§ Exercise objective
Show each line of the data below that has the string "skeneler" in it.

--*--

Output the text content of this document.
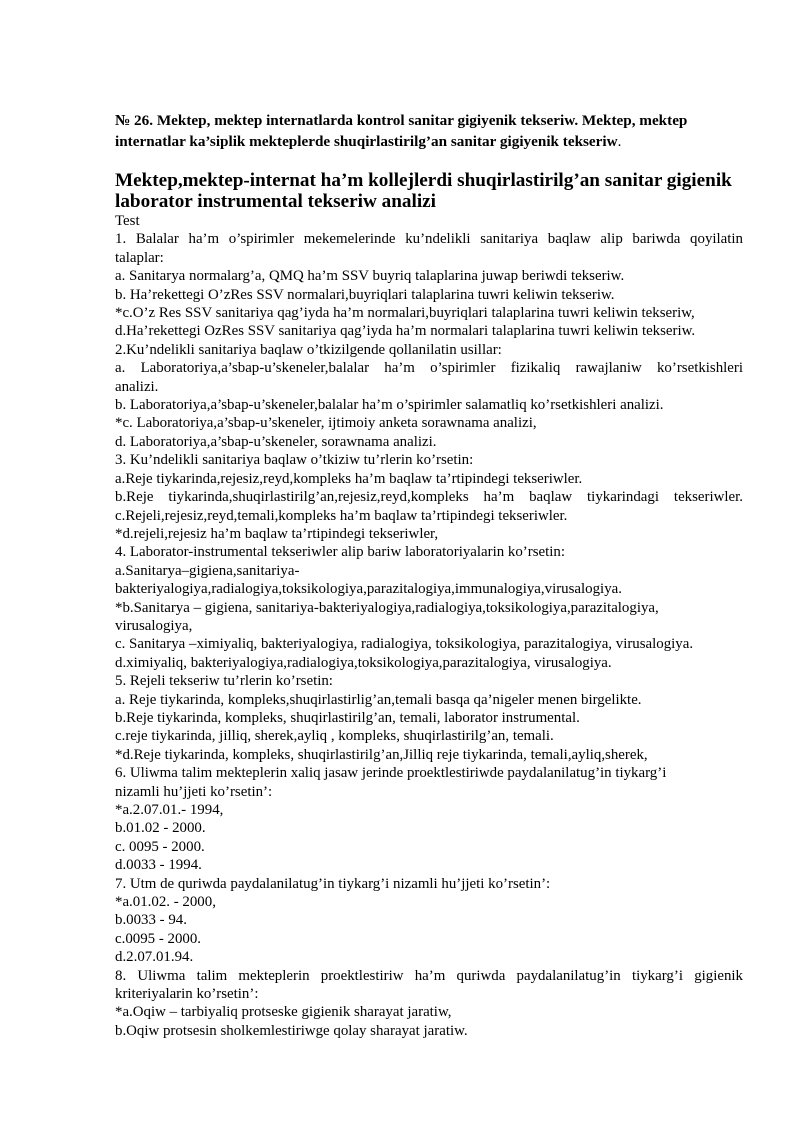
№ 26. Mektep, mektep internatlarda kontrol sanitar gigiyenik tekseriw. Mektep, mektep internatlar ka’siplik mekteplerde shuqirlastirilg’an sanitar gigiyenik tekseriw.

Mektep,mektep-internat ha’m kollejlerdi shuqirlastirilg’an sanitar gigienik laborator instrumental tekseriw analizi

Test
1. Balalar ha’m o’spirimler mekemelerinde ku’ndelikli sanitariya baqlaw alip bariwda qoyilatin
talaplar:
a. Sanitarya normalarg’a, QMQ ha’m SSV buyriq talaplarina juwap beriwdi tekseriw.
b. Ha’rekettegi O’zRes SSV normalari,buyriqlari talaplarina tuwri keliwin tekseriw.
*c.O’z Res SSV sanitariya qag’iyda ha’m normalari,buyriqlari talaplarina tuwri keliwin tekseriw,
d.Ha’rekettegi OzRes SSV sanitariya qag’iyda ha’m normalari talaplarina tuwri keliwin tekseriw.
2.Ku’ndelikli sanitariya baqlaw o’tkizilgende qollanilatin usillar:
a. Laboratoriya,a’sbap-u’skeneler,balalar ha’m o’spirimler fizikaliq rawajlaniw ko’rsetkishleri
analizi.
b. Laboratoriya,a’sbap-u’skeneler,balalar ha’m o’spirimler salamatliq ko’rsetkishleri analizi.
*c. Laboratoriya,a’sbap-u’skeneler, ijtimoiy anketa sorawnama analizi,
d. Laboratoriya,a’sbap-u’skeneler, sorawnama analizi.
3. Ku’ndelikli sanitariya baqlaw o’tkiziw tu’rlerin ko’rsetin:
a.Reje tiykarinda,rejesiz,reyd,kompleks ha’m baqlaw ta’rtipindegi tekseriwler.
b.Reje tiykarinda,shuqirlastirilg’an,rejesiz,reyd,kompleks ha’m baqlaw tiykarindagi tekseriwler.
c.Rejeli,rejesiz,reyd,temali,kompleks ha’m baqlaw ta’rtipindegi tekseriwler.
*d.rejeli,rejesiz ha’m baqlaw ta’rtipindegi tekseriwler,
4. Laborator-instrumental tekseriwler alip bariw laboratoriyalarin ko’rsetin:
a.Sanitarya–gigiena,sanitariya-
bakteriyalogiya,radialogiya,toksikologiya,parazitalogiya,immunalogiya,virusalogiya.
*b.Sanitarya – gigiena, sanitariya-bakteriyalogiya,radialogiya,toksikologiya,parazitalogiya,
virusalogiya,
c. Sanitarya –ximiyaliq, bakteriyalogiya, radialogiya, toksikologiya, parazitalogiya, virusalogiya.
d.ximiyaliq, bakteriyalogiya,radialogiya,toksikologiya,parazitalogiya, virusalogiya.
5. Rejeli tekseriw tu’rlerin ko’rsetin:
a. Reje tiykarinda, kompleks,shuqirlastirlig’an,temali basqa qa’nigeler menen birgelikte.
b.Reje tiykarinda, kompleks, shuqirlastirilg’an, temali, laborator instrumental.
c.reje tiykarinda, jilliq, sherek,ayliq , kompleks, shuqirlastirilg’an, temali.
*d.Reje tiykarinda, kompleks, shuqirlastirilg’an,Jilliq reje tiykarinda, temali,ayliq,sherek,
6. Uliwma talim mekteplerin xaliq jasaw jerinde proektlestiriwde paydalanilatug’in tiykarg’i
nizamli hu’jjeti ko’rsetin’:
*a.2.07.01.- 1994,
b.01.02 - 2000.
c. 0095 - 2000.
d.0033 - 1994.
7. Utm de quriwda paydalanilatug’in tiykarg’i nizamli hu’jjeti ko’rsetin’:
*a.01.02. - 2000,
b.0033 - 94.
c.0095 - 2000.
d.2.07.01.94.
8. Uliwma talim mekteplerin proektlestiriw ha’m quriwda paydalanilatug’in tiykarg’i gigienik
kriteriyalarin ko’rsetin’:
*a.Oqiw – tarbiyaliq protseske gigienik sharayat jaratiw,
b.Oqiw protsesin sholkemlestiriwge qolay sharayat jaratiw.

--*--

§ Solution for this exercise
a. Laboratoriya,a’sbap-u’skeneler,balalar ha’m o’spirimler fizikaliq rawajlaniw ko’rsetkishleri
b. Laboratoriya,a’sbap-u’skeneler,balalar ha’m o’spirimler salamatliq ko’rsetkishleri analizi.
*c. Laboratoriya,a’sbap-u’skeneler, ijtimoiy anketa sorawnama analizi,
d. Laboratoriya,a’sbap-u’skeneler, sorawnama analizi.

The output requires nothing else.